- [Brief]: Would you write out the entries below, every one of them, exactly?
### Task input ###
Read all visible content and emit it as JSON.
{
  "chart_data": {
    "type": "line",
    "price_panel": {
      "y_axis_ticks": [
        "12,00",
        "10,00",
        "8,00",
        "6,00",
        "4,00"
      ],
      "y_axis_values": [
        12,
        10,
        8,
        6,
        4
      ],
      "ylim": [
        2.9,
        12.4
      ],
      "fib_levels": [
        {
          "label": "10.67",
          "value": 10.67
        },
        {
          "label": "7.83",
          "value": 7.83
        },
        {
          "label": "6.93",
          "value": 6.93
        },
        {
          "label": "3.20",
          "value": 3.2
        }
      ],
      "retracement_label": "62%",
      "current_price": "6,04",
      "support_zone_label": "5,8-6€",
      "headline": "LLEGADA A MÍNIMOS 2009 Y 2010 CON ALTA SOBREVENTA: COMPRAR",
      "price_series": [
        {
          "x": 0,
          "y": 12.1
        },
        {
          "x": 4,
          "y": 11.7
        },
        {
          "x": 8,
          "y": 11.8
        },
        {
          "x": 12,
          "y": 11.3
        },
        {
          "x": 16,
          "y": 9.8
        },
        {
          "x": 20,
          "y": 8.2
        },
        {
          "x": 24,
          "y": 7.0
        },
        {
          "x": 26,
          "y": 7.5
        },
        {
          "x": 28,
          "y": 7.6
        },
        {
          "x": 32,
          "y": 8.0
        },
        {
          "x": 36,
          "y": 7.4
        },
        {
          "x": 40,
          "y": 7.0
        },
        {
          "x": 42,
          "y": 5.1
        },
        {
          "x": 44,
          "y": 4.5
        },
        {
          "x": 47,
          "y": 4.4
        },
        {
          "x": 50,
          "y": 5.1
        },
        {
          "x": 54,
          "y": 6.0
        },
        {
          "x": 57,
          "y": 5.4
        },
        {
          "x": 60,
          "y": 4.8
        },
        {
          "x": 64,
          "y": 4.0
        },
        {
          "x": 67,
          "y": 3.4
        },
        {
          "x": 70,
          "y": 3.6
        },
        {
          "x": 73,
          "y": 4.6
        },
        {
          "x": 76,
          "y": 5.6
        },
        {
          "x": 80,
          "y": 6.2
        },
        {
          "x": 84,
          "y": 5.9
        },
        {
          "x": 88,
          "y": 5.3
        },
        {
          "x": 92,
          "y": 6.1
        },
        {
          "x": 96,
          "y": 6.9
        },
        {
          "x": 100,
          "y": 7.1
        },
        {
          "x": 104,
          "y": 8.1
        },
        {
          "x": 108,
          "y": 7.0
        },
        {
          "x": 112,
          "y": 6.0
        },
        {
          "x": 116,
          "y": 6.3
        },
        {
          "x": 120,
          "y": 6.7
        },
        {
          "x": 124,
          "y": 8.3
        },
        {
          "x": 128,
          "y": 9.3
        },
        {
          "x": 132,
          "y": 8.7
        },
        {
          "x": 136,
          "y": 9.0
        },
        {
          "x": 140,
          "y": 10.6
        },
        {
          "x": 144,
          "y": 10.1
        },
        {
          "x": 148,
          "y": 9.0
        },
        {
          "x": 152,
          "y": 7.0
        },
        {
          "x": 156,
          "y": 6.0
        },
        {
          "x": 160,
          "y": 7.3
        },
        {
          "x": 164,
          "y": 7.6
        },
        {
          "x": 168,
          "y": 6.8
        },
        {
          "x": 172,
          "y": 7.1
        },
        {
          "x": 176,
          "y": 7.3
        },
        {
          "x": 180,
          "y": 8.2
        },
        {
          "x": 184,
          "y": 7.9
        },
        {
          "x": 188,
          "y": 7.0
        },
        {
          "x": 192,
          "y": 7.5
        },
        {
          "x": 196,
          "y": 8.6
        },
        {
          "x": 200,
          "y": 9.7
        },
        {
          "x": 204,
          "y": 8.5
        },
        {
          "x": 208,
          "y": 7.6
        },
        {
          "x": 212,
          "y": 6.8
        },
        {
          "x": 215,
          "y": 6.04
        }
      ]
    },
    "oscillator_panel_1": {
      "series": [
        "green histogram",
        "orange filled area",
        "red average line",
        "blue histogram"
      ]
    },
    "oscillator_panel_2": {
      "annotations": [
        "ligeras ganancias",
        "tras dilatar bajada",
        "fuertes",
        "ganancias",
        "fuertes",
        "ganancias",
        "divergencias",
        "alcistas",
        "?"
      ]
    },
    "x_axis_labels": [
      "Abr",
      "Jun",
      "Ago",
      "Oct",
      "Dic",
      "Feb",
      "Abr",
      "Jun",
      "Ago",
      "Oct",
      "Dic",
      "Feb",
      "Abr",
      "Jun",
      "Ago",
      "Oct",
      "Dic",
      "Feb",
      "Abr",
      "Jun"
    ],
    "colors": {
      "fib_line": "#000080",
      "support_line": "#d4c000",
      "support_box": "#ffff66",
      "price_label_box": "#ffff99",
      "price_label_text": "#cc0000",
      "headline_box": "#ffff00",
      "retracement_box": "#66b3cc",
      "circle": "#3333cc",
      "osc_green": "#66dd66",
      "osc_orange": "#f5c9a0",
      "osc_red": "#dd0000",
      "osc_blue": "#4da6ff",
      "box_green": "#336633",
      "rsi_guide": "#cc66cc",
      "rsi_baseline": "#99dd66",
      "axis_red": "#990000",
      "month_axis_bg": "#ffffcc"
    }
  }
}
###
- [Answer below]:
Read all visible content and emit it as JSON.
{
  "chart_data": {
    "type": "line",
    "price_panel": {
      "y_axis_ticks": [
        "12,00",
        "10,00",
        "8,00",
        "6,00",
        "4,00"
      ],
      "y_axis_values": [
        12,
        10,
        8,
        6,
        4
      ],
      "ylim": [
        2.9,
        12.4
      ],
      "fib_levels": [
        {
          "label": "10.67",
          "value": 10.67
        },
        {
          "label": "7.83",
          "value": 7.83
        },
        {
          "label": "6.93",
          "value": 6.93
        },
        {
          "label": "3.20",
          "value": 3.2
        }
      ],
      "retracement_label": "62%",
      "current_price": "6,04",
      "support_zone_label": "5,8-6€",
      "headline": "LLEGADA A MÍNIMOS 2009 Y 2010 CON ALTA SOBREVENTA: COMPRAR",
      "price_series": [
        {
          "x": 0,
          "y": 12.1
        },
        {
          "x": 4,
          "y": 11.7
        },
        {
          "x": 8,
          "y": 11.8
        },
        {
          "x": 12,
          "y": 11.3
        },
        {
          "x": 16,
          "y": 9.8
        },
        {
          "x": 20,
          "y": 8.2
        },
        {
          "x": 24,
          "y": 7.0
        },
        {
          "x": 26,
          "y": 7.5
        },
        {
          "x": 28,
          "y": 7.6
        },
        {
          "x": 32,
          "y": 8.0
        },
        {
          "x": 36,
          "y": 7.4
        },
        {
          "x": 40,
          "y": 7.0
        },
        {
          "x": 42,
          "y": 5.1
        },
        {
          "x": 44,
          "y": 4.5
        },
        {
          "x": 47,
          "y": 4.4
        },
        {
          "x": 50,
          "y": 5.1
        },
        {
          "x": 54,
          "y": 6.0
        },
        {
          "x": 57,
          "y": 5.4
        },
        {
          "x": 60,
          "y": 4.8
        },
        {
          "x": 64,
          "y": 4.0
        },
        {
          "x": 67,
          "y": 3.4
        },
        {
          "x": 70,
          "y": 3.6
        },
        {
          "x": 73,
          "y": 4.6
        },
        {
          "x": 76,
          "y": 5.6
        },
        {
          "x": 80,
          "y": 6.2
        },
        {
          "x": 84,
          "y": 5.9
        },
        {
          "x": 88,
          "y": 5.3
        },
        {
          "x": 92,
          "y": 6.1
        },
        {
          "x": 96,
          "y": 6.9
        },
        {
          "x": 100,
          "y": 7.1
        },
        {
          "x": 104,
          "y": 8.1
        },
        {
          "x": 108,
          "y": 7.0
        },
        {
          "x": 112,
          "y": 6.0
        },
        {
          "x": 116,
          "y": 6.3
        },
        {
          "x": 120,
          "y": 6.7
        },
        {
          "x": 124,
          "y": 8.3
        },
        {
          "x": 128,
          "y": 9.3
        },
        {
          "x": 132,
          "y": 8.7
        },
        {
          "x": 136,
          "y": 9.0
        },
        {
          "x": 140,
          "y": 10.6
        },
        {
          "x": 144,
          "y": 10.1
        },
        {
          "x": 148,
          "y": 9.0
        },
        {
          "x": 152,
          "y": 7.0
        },
        {
          "x": 156,
          "y": 6.0
        },
        {
          "x": 160,
          "y": 7.3
        },
        {
          "x": 164,
          "y": 7.6
        },
        {
          "x": 168,
          "y": 6.8
        },
        {
          "x": 172,
          "y": 7.1
        },
        {
          "x": 176,
          "y": 7.3
        },
        {
          "x": 180,
          "y": 8.2
        },
        {
          "x": 184,
          "y": 7.9
        },
        {
          "x": 188,
          "y": 7.0
        },
        {
          "x": 192,
          "y": 7.5
        },
        {
          "x": 196,
          "y": 8.6
        },
        {
          "x": 200,
          "y": 9.7
        },
        {
          "x": 204,
          "y": 8.5
        },
        {
          "x": 208,
          "y": 7.6
        },
        {
          "x": 212,
          "y": 6.8
        },
        {
          "x": 215,
          "y": 6.04
        }
      ]
    },
    "oscillator_panel_1": {
      "series": [
        "green histogram",
        "orange filled area",
        "red average line",
        "blue histogram"
      ]
    },
    "oscillator_panel_2": {
      "annotations": [
        "ligeras ganancias",
        "tras dilatar bajada",
        "fuertes",
        "ganancias",
        "fuertes",
        "ganancias",
        "divergencias",
        "alcistas",
        "?"
      ]
    },
    "x_axis_labels": [
      "Abr",
      "Jun",
      "Ago",
      "Oct",
      "Dic",
      "Feb",
      "Abr",
      "Jun",
      "Ago",
      "Oct",
      "Dic",
      "Feb",
      "Abr",
      "Jun",
      "Ago",
      "Oct",
      "Dic",
      "Feb",
      "Abr",
      "Jun"
    ],
    "colors": {
      "fib_line": "#000080",
      "support_line": "#d4c000",
      "support_box": "#ffff66",
      "price_label_box": "#ffff99",
      "price_label_text": "#cc0000",
      "headline_box": "#ffff00",
      "retracement_box": "#66b3cc",
      "circle": "#3333cc",
      "osc_green": "#66dd66",
      "osc_orange": "#f5c9a0",
      "osc_red": "#dd0000",
      "osc_blue": "#4da6ff",
      "box_green": "#336633",
      "rsi_guide": "#cc66cc",
      "rsi_baseline": "#99dd66",
      "axis_red": "#990000",
      "month_axis_bg": "#ffffcc"
    }
  }
}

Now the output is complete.